*Working data:*

==*==

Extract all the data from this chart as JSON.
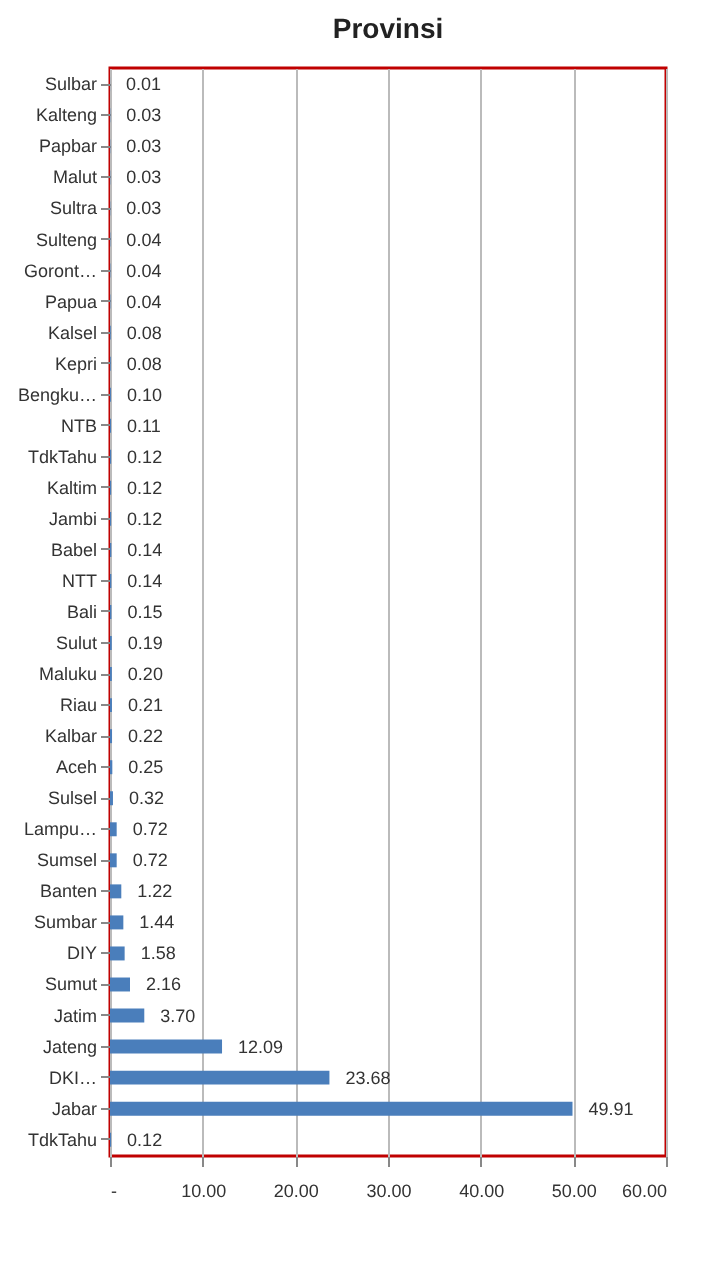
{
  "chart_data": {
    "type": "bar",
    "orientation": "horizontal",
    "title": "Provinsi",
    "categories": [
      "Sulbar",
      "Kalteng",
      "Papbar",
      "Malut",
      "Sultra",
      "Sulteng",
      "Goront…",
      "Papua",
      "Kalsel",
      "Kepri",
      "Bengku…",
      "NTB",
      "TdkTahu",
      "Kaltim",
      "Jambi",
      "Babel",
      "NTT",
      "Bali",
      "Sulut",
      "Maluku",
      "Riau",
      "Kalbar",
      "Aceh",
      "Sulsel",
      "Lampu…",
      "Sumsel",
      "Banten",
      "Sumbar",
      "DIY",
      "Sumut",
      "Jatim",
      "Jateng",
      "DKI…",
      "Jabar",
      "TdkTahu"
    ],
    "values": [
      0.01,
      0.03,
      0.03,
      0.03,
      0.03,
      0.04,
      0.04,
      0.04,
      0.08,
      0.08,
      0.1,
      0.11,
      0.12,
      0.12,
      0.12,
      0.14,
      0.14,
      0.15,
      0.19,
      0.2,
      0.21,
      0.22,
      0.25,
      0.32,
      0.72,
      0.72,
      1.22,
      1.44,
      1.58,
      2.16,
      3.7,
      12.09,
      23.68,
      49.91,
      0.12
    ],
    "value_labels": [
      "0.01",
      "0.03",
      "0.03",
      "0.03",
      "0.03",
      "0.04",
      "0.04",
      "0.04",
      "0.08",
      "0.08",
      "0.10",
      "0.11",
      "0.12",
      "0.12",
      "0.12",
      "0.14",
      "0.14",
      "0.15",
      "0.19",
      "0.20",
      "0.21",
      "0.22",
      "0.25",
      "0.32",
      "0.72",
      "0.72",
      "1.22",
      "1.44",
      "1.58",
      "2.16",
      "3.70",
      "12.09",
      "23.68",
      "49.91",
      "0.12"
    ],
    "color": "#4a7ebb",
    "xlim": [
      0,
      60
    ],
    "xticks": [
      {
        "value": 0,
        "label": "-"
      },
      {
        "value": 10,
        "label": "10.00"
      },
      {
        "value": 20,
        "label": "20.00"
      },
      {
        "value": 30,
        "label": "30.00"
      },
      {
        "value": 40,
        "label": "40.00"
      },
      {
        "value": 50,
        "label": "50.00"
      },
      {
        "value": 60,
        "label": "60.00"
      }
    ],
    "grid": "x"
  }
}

==*==

*Task details:* Each entry shown above must be quoted exactly, with its pictures left out.

*Exercise result:*
Extract all the data from this chart as JSON.
{
  "chart_data": {
    "type": "bar",
    "orientation": "horizontal",
    "title": "Provinsi",
    "categories": [
      "Sulbar",
      "Kalteng",
      "Papbar",
      "Malut",
      "Sultra",
      "Sulteng",
      "Goront…",
      "Papua",
      "Kalsel",
      "Kepri",
      "Bengku…",
      "NTB",
      "TdkTahu",
      "Kaltim",
      "Jambi",
      "Babel",
      "NTT",
      "Bali",
      "Sulut",
      "Maluku",
      "Riau",
      "Kalbar",
      "Aceh",
      "Sulsel",
      "Lampu…",
      "Sumsel",
      "Banten",
      "Sumbar",
      "DIY",
      "Sumut",
      "Jatim",
      "Jateng",
      "DKI…",
      "Jabar",
      "TdkTahu"
    ],
    "values": [
      0.01,
      0.03,
      0.03,
      0.03,
      0.03,
      0.04,
      0.04,
      0.04,
      0.08,
      0.08,
      0.1,
      0.11,
      0.12,
      0.12,
      0.12,
      0.14,
      0.14,
      0.15,
      0.19,
      0.2,
      0.21,
      0.22,
      0.25,
      0.32,
      0.72,
      0.72,
      1.22,
      1.44,
      1.58,
      2.16,
      3.7,
      12.09,
      23.68,
      49.91,
      0.12
    ],
    "value_labels": [
      "0.01",
      "0.03",
      "0.03",
      "0.03",
      "0.03",
      "0.04",
      "0.04",
      "0.04",
      "0.08",
      "0.08",
      "0.10",
      "0.11",
      "0.12",
      "0.12",
      "0.12",
      "0.14",
      "0.14",
      "0.15",
      "0.19",
      "0.20",
      "0.21",
      "0.22",
      "0.25",
      "0.32",
      "0.72",
      "0.72",
      "1.22",
      "1.44",
      "1.58",
      "2.16",
      "3.70",
      "12.09",
      "23.68",
      "49.91",
      "0.12"
    ],
    "color": "#4a7ebb",
    "xlim": [
      0,
      60
    ],
    "xticks": [
      {
        "value": 0,
        "label": "-"
      },
      {
        "value": 10,
        "label": "10.00"
      },
      {
        "value": 20,
        "label": "20.00"
      },
      {
        "value": 30,
        "label": "30.00"
      },
      {
        "value": 40,
        "label": "40.00"
      },
      {
        "value": 50,
        "label": "50.00"
      },
      {
        "value": 60,
        "label": "60.00"
      }
    ],
    "grid": "x"
  }
}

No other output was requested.